Task brief -
Every line of the material that follows must be printed again exactly.
────
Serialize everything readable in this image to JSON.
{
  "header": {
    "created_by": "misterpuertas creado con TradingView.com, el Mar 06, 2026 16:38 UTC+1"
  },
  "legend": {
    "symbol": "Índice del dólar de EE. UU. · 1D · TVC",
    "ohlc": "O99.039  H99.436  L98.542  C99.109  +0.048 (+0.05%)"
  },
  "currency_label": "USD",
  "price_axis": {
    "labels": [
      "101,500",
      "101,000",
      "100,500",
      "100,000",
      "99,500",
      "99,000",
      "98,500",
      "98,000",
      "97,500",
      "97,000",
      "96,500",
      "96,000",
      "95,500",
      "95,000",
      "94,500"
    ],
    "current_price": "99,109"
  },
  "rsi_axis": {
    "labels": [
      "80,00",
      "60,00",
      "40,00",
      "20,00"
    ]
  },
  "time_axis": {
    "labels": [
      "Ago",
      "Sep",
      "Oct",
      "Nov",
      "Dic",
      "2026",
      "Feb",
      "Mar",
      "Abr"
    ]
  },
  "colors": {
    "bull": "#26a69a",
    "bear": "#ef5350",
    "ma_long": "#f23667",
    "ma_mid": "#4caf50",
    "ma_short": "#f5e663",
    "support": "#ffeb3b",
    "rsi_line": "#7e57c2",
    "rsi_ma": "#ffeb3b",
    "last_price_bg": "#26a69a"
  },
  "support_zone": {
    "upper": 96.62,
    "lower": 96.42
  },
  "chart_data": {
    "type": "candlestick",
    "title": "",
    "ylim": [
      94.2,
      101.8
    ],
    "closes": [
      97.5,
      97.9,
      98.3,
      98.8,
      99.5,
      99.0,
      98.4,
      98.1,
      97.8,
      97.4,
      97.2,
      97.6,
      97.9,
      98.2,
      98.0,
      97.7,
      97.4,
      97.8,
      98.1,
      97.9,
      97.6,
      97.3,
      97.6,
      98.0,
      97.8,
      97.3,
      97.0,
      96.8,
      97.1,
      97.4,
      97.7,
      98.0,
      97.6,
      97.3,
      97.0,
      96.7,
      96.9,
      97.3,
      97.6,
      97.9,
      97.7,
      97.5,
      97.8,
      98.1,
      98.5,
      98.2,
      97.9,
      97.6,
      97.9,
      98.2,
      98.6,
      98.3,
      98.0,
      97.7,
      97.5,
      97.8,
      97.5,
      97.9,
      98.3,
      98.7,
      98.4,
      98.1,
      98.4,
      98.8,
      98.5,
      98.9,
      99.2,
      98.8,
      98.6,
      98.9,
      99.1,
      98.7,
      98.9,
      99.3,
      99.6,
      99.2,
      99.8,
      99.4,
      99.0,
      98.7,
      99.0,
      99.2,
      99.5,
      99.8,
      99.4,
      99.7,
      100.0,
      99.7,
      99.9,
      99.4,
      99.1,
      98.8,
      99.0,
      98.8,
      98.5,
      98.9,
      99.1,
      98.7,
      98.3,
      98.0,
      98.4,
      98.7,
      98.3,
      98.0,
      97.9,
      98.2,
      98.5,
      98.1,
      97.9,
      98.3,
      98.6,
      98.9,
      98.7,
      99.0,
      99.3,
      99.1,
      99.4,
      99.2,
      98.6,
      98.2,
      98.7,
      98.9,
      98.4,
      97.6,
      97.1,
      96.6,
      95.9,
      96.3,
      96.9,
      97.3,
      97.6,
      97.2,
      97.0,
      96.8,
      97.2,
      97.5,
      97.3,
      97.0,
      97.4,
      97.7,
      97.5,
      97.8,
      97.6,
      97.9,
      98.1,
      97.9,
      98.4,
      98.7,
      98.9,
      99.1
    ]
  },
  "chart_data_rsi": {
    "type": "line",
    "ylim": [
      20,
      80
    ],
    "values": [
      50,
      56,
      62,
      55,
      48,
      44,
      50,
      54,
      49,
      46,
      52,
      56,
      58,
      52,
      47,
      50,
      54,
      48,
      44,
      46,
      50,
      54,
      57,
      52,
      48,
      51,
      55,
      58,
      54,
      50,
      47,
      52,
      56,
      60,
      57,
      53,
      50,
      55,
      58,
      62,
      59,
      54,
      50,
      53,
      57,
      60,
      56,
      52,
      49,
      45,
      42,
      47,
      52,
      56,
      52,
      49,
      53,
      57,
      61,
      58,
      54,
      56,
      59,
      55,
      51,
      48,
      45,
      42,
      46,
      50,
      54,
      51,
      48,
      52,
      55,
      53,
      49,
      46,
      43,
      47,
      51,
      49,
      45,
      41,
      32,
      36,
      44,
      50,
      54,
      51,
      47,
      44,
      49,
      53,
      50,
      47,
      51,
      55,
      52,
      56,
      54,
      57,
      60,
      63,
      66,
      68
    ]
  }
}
────
Answer to the exercise -
Serialize everything readable in this image to JSON.
{
  "header": {
    "created_by": "misterpuertas creado con TradingView.com, el Mar 06, 2026 16:38 UTC+1"
  },
  "legend": {
    "symbol": "Índice del dólar de EE. UU. · 1D · TVC",
    "ohlc": "O99.039  H99.436  L98.542  C99.109  +0.048 (+0.05%)"
  },
  "currency_label": "USD",
  "price_axis": {
    "labels": [
      "101,500",
      "101,000",
      "100,500",
      "100,000",
      "99,500",
      "99,000",
      "98,500",
      "98,000",
      "97,500",
      "97,000",
      "96,500",
      "96,000",
      "95,500",
      "95,000",
      "94,500"
    ],
    "current_price": "99,109"
  },
  "rsi_axis": {
    "labels": [
      "80,00",
      "60,00",
      "40,00",
      "20,00"
    ]
  },
  "time_axis": {
    "labels": [
      "Ago",
      "Sep",
      "Oct",
      "Nov",
      "Dic",
      "2026",
      "Feb",
      "Mar",
      "Abr"
    ]
  },
  "colors": {
    "bull": "#26a69a",
    "bear": "#ef5350",
    "ma_long": "#f23667",
    "ma_mid": "#4caf50",
    "ma_short": "#f5e663",
    "support": "#ffeb3b",
    "rsi_line": "#7e57c2",
    "rsi_ma": "#ffeb3b",
    "last_price_bg": "#26a69a"
  },
  "support_zone": {
    "upper": 96.62,
    "lower": 96.42
  },
  "chart_data": {
    "type": "candlestick",
    "title": "",
    "ylim": [
      94.2,
      101.8
    ],
    "closes": [
      97.5,
      97.9,
      98.3,
      98.8,
      99.5,
      99.0,
      98.4,
      98.1,
      97.8,
      97.4,
      97.2,
      97.6,
      97.9,
      98.2,
      98.0,
      97.7,
      97.4,
      97.8,
      98.1,
      97.9,
      97.6,
      97.3,
      97.6,
      98.0,
      97.8,
      97.3,
      97.0,
      96.8,
      97.1,
      97.4,
      97.7,
      98.0,
      97.6,
      97.3,
      97.0,
      96.7,
      96.9,
      97.3,
      97.6,
      97.9,
      97.7,
      97.5,
      97.8,
      98.1,
      98.5,
      98.2,
      97.9,
      97.6,
      97.9,
      98.2,
      98.6,
      98.3,
      98.0,
      97.7,
      97.5,
      97.8,
      97.5,
      97.9,
      98.3,
      98.7,
      98.4,
      98.1,
      98.4,
      98.8,
      98.5,
      98.9,
      99.2,
      98.8,
      98.6,
      98.9,
      99.1,
      98.7,
      98.9,
      99.3,
      99.6,
      99.2,
      99.8,
      99.4,
      99.0,
      98.7,
      99.0,
      99.2,
      99.5,
      99.8,
      99.4,
      99.7,
      100.0,
      99.7,
      99.9,
      99.4,
      99.1,
      98.8,
      99.0,
      98.8,
      98.5,
      98.9,
      99.1,
      98.7,
      98.3,
      98.0,
      98.4,
      98.7,
      98.3,
      98.0,
      97.9,
      98.2,
      98.5,
      98.1,
      97.9,
      98.3,
      98.6,
      98.9,
      98.7,
      99.0,
      99.3,
      99.1,
      99.4,
      99.2,
      98.6,
      98.2,
      98.7,
      98.9,
      98.4,
      97.6,
      97.1,
      96.6,
      95.9,
      96.3,
      96.9,
      97.3,
      97.6,
      97.2,
      97.0,
      96.8,
      97.2,
      97.5,
      97.3,
      97.0,
      97.4,
      97.7,
      97.5,
      97.8,
      97.6,
      97.9,
      98.1,
      97.9,
      98.4,
      98.7,
      98.9,
      99.1
    ]
  },
  "chart_data_rsi": {
    "type": "line",
    "ylim": [
      20,
      80
    ],
    "values": [
      50,
      56,
      62,
      55,
      48,
      44,
      50,
      54,
      49,
      46,
      52,
      56,
      58,
      52,
      47,
      50,
      54,
      48,
      44,
      46,
      50,
      54,
      57,
      52,
      48,
      51,
      55,
      58,
      54,
      50,
      47,
      52,
      56,
      60,
      57,
      53,
      50,
      55,
      58,
      62,
      59,
      54,
      50,
      53,
      57,
      60,
      56,
      52,
      49,
      45,
      42,
      47,
      52,
      56,
      52,
      49,
      53,
      57,
      61,
      58,
      54,
      56,
      59,
      55,
      51,
      48,
      45,
      42,
      46,
      50,
      54,
      51,
      48,
      52,
      55,
      53,
      49,
      46,
      43,
      47,
      51,
      49,
      45,
      41,
      32,
      36,
      44,
      50,
      54,
      51,
      47,
      44,
      49,
      53,
      50,
      47,
      51,
      55,
      52,
      56,
      54,
      57,
      60,
      63,
      66,
      68
    ]
  }
}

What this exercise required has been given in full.